SHORT TASK =>
In the data, extract each line that holds the string "Click".

----- SUPPLIED INFORMATION -----

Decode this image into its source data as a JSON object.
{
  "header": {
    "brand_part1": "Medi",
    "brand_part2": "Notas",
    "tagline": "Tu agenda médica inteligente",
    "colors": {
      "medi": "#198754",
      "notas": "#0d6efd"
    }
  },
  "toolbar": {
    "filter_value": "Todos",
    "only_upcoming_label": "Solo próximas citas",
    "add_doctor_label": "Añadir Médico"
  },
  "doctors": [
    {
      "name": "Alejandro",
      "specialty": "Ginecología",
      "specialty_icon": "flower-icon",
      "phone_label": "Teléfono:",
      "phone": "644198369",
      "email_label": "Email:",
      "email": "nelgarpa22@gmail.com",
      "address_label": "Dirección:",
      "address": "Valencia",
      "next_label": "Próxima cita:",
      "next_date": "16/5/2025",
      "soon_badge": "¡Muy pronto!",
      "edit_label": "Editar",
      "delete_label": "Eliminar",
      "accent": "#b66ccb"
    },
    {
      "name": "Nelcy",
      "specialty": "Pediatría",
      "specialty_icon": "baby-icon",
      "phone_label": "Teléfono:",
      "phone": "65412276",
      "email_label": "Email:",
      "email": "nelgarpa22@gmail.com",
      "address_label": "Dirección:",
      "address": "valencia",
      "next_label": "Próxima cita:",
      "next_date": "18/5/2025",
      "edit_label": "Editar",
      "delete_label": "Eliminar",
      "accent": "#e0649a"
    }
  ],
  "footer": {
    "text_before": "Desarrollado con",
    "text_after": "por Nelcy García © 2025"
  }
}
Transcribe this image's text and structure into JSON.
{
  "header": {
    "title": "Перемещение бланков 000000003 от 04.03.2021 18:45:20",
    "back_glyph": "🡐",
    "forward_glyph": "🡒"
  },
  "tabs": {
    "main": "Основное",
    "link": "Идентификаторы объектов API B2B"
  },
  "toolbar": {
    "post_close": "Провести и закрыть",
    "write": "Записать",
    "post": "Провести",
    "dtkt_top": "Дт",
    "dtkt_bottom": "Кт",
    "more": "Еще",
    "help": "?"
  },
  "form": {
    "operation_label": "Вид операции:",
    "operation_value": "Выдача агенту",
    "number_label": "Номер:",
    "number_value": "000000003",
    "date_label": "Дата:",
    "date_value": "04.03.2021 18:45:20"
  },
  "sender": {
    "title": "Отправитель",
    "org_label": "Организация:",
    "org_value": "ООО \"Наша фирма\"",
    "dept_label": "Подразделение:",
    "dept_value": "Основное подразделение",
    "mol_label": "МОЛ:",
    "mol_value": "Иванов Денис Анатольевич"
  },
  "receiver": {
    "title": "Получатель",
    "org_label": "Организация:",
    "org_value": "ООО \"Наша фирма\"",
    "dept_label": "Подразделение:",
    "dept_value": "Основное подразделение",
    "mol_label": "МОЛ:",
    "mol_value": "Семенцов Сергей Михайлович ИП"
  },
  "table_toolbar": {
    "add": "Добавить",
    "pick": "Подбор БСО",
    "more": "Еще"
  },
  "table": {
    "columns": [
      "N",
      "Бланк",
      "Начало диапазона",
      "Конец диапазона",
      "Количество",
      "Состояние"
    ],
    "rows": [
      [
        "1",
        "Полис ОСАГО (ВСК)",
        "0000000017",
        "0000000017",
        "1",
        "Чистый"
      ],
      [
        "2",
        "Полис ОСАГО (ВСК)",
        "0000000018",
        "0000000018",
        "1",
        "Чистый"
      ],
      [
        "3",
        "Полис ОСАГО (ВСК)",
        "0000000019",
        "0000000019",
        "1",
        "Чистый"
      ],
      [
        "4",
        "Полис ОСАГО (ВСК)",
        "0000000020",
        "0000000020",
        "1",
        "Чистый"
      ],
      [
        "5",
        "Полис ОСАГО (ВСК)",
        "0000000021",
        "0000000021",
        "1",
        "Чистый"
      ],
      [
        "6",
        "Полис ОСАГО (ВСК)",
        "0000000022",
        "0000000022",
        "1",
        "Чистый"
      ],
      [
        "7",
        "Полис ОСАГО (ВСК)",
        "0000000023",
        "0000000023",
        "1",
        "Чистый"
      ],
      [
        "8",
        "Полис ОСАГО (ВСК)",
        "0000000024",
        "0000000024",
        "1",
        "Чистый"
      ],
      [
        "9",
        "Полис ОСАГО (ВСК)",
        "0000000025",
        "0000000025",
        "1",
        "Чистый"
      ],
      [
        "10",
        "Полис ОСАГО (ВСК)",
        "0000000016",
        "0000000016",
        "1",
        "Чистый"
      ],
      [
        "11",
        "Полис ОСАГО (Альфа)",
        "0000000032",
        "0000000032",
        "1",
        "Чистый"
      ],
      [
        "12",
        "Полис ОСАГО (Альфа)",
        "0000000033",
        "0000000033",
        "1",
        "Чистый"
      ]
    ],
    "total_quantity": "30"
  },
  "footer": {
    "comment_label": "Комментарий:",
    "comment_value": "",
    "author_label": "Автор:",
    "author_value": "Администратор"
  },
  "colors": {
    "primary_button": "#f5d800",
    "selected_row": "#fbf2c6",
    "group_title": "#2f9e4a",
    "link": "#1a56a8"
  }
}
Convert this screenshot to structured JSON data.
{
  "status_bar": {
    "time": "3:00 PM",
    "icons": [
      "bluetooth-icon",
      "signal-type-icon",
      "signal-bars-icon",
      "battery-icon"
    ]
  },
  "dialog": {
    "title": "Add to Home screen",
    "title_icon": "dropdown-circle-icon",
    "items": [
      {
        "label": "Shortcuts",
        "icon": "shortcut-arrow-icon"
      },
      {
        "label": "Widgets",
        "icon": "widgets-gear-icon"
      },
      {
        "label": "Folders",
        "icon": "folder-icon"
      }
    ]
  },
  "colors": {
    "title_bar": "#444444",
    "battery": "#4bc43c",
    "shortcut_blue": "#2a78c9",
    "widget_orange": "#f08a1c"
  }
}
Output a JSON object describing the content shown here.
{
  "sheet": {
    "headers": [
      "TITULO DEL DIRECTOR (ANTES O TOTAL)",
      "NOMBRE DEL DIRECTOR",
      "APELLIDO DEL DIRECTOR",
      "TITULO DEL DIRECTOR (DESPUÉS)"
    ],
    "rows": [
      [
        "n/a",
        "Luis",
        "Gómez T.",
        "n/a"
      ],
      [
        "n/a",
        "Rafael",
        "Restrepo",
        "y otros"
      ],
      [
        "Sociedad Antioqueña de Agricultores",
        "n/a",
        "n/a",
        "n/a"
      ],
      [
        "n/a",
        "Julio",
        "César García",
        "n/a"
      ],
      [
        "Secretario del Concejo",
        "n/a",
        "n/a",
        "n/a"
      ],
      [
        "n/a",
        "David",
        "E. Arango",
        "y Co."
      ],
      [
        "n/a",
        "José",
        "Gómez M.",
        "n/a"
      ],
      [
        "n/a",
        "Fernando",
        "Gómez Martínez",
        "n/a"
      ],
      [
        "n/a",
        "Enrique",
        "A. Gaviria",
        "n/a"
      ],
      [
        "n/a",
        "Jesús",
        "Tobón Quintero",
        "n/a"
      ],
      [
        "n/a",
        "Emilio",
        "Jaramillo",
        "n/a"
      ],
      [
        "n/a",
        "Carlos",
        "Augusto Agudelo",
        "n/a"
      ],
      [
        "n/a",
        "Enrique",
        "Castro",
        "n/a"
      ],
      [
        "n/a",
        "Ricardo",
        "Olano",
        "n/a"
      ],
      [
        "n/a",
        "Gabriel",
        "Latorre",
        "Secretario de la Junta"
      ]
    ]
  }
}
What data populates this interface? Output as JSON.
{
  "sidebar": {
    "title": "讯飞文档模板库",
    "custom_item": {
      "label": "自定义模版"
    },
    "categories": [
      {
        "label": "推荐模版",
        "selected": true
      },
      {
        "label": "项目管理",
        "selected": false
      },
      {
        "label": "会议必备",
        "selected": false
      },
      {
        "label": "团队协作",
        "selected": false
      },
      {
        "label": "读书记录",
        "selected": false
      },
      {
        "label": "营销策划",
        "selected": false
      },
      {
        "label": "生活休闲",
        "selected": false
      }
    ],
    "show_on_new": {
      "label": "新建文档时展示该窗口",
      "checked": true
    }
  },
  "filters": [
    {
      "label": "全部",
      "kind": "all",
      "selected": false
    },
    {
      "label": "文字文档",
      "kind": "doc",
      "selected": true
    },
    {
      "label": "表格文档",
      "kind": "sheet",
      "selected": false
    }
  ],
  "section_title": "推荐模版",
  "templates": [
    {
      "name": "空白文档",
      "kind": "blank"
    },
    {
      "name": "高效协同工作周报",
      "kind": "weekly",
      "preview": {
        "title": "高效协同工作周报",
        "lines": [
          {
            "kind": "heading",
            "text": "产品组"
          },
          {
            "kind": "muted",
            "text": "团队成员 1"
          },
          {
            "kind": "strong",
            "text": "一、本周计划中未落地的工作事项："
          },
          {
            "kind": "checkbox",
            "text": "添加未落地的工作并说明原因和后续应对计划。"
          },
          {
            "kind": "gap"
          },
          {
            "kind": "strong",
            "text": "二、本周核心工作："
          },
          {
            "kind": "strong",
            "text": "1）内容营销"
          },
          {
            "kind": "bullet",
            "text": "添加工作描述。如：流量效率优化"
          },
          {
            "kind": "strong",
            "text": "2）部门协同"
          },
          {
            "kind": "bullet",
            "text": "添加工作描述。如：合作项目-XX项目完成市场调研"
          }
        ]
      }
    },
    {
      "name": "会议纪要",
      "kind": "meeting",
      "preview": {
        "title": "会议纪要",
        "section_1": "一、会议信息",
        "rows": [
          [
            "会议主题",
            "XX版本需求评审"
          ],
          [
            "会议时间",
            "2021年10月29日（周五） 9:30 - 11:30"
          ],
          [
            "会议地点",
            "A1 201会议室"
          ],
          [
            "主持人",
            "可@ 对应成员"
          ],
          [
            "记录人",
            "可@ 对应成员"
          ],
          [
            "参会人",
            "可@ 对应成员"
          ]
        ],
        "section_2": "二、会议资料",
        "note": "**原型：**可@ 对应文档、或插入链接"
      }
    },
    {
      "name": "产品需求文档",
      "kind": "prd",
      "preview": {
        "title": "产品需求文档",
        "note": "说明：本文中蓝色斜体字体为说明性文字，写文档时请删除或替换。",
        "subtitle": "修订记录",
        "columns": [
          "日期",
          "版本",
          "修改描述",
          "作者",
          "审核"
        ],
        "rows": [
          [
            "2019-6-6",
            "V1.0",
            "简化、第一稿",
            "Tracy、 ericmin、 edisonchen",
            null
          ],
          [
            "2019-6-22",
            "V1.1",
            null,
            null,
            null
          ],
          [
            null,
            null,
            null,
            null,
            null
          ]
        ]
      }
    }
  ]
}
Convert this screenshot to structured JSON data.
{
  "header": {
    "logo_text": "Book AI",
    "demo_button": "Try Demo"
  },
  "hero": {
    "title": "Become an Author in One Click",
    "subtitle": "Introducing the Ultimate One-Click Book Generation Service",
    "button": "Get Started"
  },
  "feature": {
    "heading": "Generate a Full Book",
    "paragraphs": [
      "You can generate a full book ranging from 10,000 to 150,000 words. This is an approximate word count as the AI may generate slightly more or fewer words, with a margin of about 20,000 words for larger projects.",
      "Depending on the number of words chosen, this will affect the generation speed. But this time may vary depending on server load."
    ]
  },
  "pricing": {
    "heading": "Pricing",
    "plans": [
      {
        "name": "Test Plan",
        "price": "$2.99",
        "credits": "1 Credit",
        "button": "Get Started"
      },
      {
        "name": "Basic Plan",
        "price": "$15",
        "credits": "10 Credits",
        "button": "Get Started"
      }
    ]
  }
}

-----

REPLY =>
    "title": "Become an Author in One Click",
    "subtitle": "Introducing the Ultimate One-Click Book Generation Service",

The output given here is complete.